Stored items:
(begin)
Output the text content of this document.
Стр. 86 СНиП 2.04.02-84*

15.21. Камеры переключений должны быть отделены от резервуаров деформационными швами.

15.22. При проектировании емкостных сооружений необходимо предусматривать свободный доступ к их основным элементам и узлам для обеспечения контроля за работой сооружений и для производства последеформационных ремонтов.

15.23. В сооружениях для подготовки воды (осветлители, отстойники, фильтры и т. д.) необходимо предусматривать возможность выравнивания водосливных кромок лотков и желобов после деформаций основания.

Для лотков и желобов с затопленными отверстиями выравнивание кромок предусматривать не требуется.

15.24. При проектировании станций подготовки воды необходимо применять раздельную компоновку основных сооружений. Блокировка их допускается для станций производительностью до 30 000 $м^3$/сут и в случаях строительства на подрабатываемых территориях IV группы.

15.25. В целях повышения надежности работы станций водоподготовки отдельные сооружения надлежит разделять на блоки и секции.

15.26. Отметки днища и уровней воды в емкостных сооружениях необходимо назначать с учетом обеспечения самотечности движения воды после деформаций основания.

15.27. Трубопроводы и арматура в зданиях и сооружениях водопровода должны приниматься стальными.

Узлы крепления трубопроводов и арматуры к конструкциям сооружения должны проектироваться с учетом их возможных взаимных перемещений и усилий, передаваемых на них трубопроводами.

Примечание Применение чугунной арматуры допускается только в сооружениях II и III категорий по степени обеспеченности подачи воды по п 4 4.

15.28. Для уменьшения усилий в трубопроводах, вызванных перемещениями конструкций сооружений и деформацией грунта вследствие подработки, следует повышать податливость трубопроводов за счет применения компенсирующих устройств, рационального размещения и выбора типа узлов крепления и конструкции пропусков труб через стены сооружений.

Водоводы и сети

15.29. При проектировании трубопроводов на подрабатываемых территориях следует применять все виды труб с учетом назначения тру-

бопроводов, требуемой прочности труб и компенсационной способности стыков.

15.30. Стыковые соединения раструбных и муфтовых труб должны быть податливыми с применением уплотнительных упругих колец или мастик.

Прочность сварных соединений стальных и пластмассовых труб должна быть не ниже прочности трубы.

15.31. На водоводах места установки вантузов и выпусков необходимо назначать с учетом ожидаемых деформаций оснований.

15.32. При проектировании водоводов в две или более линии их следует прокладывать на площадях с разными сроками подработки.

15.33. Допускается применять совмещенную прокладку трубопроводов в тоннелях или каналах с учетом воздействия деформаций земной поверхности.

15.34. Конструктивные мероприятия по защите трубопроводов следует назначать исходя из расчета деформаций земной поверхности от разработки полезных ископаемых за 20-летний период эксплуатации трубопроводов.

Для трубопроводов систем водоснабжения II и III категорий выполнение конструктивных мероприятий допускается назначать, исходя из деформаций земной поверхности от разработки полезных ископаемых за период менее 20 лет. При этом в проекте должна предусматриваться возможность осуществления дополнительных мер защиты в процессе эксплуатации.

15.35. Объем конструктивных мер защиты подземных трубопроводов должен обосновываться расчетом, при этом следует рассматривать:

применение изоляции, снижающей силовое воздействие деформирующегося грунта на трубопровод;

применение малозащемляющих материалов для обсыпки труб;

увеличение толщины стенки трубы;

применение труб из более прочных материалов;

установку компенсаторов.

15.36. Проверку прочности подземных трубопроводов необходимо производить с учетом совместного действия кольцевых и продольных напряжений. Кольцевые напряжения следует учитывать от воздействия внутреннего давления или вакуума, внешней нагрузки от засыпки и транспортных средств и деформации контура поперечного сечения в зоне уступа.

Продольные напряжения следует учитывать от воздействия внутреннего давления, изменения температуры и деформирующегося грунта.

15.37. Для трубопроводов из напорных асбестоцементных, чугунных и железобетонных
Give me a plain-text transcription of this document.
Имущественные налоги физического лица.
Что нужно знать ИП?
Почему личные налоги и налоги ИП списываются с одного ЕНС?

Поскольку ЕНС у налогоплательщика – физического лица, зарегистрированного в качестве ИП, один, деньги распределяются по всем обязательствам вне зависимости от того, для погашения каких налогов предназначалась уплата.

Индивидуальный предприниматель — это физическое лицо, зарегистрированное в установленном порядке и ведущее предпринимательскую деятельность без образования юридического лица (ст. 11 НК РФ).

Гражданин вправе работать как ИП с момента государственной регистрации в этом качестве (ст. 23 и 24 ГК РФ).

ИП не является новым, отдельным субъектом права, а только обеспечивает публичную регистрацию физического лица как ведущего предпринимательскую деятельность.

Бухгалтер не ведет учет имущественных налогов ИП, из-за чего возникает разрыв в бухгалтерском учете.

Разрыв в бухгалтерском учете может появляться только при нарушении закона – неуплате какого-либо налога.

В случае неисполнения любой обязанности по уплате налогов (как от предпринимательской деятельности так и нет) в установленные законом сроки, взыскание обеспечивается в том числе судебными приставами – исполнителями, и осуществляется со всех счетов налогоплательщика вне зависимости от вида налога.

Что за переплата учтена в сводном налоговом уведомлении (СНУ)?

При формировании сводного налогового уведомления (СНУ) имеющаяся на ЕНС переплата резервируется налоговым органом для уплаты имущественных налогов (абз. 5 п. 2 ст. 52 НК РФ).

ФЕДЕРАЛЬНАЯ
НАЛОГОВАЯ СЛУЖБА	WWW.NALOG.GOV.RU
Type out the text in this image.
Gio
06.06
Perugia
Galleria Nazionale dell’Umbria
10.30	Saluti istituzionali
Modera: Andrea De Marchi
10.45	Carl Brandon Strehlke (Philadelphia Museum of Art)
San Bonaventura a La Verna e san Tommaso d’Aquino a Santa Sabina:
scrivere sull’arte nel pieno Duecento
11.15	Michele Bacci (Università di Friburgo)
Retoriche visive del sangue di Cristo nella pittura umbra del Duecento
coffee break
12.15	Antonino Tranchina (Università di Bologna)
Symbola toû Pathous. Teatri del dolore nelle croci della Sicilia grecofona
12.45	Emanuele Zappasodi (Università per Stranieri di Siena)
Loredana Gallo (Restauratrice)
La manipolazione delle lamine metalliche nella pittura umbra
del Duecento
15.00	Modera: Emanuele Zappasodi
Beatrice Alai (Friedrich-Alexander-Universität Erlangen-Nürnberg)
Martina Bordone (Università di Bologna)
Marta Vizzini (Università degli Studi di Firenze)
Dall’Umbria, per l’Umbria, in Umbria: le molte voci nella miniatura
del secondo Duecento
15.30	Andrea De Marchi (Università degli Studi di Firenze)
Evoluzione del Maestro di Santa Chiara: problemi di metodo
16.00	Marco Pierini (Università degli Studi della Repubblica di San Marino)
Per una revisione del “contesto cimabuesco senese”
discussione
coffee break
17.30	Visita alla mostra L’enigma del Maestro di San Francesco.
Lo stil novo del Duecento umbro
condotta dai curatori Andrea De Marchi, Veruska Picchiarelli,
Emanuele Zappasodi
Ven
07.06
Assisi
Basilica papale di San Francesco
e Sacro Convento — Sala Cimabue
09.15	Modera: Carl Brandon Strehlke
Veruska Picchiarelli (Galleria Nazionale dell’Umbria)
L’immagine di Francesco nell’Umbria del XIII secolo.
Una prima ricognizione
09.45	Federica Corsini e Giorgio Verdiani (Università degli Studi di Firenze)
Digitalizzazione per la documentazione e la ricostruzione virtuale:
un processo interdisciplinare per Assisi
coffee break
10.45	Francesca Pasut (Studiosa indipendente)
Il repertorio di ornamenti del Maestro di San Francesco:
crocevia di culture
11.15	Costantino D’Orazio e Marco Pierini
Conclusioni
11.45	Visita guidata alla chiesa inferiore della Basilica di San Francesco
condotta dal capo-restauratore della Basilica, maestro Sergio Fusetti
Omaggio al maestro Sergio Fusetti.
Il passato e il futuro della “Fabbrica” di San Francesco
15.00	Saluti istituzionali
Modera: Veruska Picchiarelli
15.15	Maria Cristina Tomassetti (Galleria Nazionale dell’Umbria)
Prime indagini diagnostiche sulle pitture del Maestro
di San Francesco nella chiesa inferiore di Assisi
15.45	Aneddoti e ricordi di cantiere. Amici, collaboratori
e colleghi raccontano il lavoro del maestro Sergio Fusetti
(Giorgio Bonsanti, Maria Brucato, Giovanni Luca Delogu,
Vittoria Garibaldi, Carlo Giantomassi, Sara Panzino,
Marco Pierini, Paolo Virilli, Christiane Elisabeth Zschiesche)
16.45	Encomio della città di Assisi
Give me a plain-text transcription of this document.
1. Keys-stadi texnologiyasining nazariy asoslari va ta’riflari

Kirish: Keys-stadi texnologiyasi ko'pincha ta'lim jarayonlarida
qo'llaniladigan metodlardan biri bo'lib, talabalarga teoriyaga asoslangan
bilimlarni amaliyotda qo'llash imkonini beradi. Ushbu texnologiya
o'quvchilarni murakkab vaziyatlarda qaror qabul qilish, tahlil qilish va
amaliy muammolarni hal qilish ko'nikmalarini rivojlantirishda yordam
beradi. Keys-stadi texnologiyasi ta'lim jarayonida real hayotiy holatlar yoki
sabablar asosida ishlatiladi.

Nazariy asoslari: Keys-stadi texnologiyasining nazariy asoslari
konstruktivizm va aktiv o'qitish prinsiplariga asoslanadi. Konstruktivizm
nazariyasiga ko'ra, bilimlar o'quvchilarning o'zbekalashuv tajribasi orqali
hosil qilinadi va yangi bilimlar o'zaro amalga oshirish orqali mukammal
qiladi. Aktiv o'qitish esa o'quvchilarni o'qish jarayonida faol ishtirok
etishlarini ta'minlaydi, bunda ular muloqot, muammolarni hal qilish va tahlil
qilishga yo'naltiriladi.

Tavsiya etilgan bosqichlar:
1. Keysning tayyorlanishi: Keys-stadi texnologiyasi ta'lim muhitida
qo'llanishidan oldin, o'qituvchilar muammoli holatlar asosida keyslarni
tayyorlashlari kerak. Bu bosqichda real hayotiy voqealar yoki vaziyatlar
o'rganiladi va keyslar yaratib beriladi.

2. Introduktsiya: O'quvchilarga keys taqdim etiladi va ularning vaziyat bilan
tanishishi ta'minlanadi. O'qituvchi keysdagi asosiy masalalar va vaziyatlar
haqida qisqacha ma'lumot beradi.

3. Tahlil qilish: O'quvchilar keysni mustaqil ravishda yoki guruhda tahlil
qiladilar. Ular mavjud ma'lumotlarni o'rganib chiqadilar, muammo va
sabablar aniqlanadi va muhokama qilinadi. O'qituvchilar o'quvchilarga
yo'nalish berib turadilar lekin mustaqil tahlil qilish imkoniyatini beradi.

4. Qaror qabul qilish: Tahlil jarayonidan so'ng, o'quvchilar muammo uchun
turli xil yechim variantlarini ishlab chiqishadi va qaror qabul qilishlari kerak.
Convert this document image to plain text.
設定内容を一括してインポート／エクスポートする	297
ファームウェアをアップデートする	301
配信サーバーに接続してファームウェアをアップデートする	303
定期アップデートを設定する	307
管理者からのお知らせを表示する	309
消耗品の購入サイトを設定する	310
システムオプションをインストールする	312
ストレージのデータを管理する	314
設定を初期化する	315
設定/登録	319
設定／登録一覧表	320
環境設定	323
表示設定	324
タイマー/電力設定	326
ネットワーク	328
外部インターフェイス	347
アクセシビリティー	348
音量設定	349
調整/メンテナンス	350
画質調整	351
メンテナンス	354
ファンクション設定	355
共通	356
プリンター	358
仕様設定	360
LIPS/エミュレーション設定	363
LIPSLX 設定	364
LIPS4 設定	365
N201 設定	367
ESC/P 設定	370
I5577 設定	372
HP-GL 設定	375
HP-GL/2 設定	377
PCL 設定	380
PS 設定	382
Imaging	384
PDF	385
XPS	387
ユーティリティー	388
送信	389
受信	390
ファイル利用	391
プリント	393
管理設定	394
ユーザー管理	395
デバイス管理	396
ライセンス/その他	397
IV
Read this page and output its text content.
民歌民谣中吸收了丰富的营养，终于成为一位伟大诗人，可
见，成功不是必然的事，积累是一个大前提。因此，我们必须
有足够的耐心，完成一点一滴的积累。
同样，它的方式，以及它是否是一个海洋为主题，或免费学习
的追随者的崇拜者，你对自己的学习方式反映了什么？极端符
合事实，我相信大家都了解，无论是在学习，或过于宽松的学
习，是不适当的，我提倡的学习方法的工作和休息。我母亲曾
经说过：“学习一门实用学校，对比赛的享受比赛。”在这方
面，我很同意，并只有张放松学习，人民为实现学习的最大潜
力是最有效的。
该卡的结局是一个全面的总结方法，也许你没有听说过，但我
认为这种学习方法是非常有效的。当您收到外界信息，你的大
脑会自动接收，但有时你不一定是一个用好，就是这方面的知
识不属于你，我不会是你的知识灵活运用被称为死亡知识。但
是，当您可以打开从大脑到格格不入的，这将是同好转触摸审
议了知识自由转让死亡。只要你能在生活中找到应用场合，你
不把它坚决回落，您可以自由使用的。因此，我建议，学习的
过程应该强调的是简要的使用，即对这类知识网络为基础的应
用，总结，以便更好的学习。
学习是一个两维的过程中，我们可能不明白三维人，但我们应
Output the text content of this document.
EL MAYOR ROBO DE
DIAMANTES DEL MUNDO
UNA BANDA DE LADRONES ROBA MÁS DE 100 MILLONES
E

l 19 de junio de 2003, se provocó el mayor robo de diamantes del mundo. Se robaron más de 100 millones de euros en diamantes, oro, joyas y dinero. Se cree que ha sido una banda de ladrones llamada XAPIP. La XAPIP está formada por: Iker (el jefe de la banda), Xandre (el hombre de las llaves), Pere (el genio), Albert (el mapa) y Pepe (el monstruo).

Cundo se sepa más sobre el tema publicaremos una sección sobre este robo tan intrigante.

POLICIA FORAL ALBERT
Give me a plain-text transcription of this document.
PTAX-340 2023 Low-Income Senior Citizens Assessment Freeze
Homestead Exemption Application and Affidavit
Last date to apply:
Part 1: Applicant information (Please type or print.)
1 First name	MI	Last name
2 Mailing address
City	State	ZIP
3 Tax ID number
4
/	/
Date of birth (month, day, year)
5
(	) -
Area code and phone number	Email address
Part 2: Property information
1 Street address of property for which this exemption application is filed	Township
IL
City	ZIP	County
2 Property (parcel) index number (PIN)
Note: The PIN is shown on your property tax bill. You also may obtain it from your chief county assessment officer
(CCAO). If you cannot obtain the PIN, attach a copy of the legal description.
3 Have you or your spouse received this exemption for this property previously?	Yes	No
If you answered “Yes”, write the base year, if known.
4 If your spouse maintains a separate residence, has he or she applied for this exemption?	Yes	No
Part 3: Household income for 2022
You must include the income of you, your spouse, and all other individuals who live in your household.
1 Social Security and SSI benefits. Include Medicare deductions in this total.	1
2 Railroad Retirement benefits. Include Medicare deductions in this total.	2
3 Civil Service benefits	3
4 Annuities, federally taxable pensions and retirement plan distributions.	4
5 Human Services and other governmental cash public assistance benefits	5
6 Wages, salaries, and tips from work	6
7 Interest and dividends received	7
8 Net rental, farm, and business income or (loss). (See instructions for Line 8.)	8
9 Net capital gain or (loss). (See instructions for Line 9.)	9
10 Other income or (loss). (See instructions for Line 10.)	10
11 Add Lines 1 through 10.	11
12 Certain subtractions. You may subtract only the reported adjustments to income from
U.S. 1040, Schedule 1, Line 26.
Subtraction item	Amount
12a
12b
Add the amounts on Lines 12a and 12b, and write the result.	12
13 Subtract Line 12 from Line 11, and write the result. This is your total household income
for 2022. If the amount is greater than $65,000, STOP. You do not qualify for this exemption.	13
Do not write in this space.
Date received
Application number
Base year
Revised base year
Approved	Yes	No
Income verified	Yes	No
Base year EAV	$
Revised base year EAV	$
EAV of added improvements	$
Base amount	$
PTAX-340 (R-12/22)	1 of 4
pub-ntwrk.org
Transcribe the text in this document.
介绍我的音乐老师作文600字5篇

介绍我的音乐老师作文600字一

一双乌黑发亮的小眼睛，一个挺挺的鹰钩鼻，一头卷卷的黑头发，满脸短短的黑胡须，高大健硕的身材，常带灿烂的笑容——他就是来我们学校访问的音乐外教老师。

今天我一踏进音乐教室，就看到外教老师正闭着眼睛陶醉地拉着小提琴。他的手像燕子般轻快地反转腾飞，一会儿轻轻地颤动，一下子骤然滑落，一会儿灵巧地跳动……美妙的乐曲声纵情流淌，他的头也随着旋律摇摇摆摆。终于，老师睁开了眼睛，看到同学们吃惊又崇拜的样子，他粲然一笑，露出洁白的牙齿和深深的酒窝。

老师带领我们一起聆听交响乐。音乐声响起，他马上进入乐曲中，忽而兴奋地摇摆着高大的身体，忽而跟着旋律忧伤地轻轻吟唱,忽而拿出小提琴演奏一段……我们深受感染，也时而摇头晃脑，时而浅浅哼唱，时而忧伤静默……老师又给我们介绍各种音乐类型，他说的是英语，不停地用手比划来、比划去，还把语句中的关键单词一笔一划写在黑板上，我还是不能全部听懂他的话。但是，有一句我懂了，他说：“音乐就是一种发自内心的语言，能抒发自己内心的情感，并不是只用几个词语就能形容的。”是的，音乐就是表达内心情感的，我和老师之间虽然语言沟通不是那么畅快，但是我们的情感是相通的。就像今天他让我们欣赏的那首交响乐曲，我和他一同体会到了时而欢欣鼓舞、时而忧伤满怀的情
(end)
**Work instructions:**
Exactly and only the lines from the one containing "Transcribe the text in this document." through the end of the material are to be reproduced, both ends included.

**Answer to this exercise:**
Transcribe the text in this document.
介绍我的音乐老师作文600字5篇

介绍我的音乐老师作文600字一

一双乌黑发亮的小眼睛，一个挺挺的鹰钩鼻，一头卷卷的黑头发，满脸短短的黑胡须，高大健硕的身材，常带灿烂的笑容——他就是来我们学校访问的音乐外教老师。

今天我一踏进音乐教室，就看到外教老师正闭着眼睛陶醉地拉着小提琴。他的手像燕子般轻快地反转腾飞，一会儿轻轻地颤动，一下子骤然滑落，一会儿灵巧地跳动……美妙的乐曲声纵情流淌，他的头也随着旋律摇摇摆摆。终于，老师睁开了眼睛，看到同学们吃惊又崇拜的样子，他粲然一笑，露出洁白的牙齿和深深的酒窝。

老师带领我们一起聆听交响乐。音乐声响起，他马上进入乐曲中，忽而兴奋地摇摆着高大的身体，忽而跟着旋律忧伤地轻轻吟唱,忽而拿出小提琴演奏一段……我们深受感染，也时而摇头晃脑，时而浅浅哼唱，时而忧伤静默……老师又给我们介绍各种音乐类型，他说的是英语，不停地用手比划来、比划去，还把语句中的关键单词一笔一划写在黑板上，我还是不能全部听懂他的话。但是，有一句我懂了，他说：“音乐就是一种发自内心的语言，能抒发自己内心的情感，并不是只用几个词语就能形容的。”是的，音乐就是表达内心情感的，我和老师之间虽然语言沟通不是那么畅快，但是我们的情感是相通的。就像今天他让我们欣赏的那首交响乐曲，我和他一同体会到了时而欢欣鼓舞、时而忧伤满怀的情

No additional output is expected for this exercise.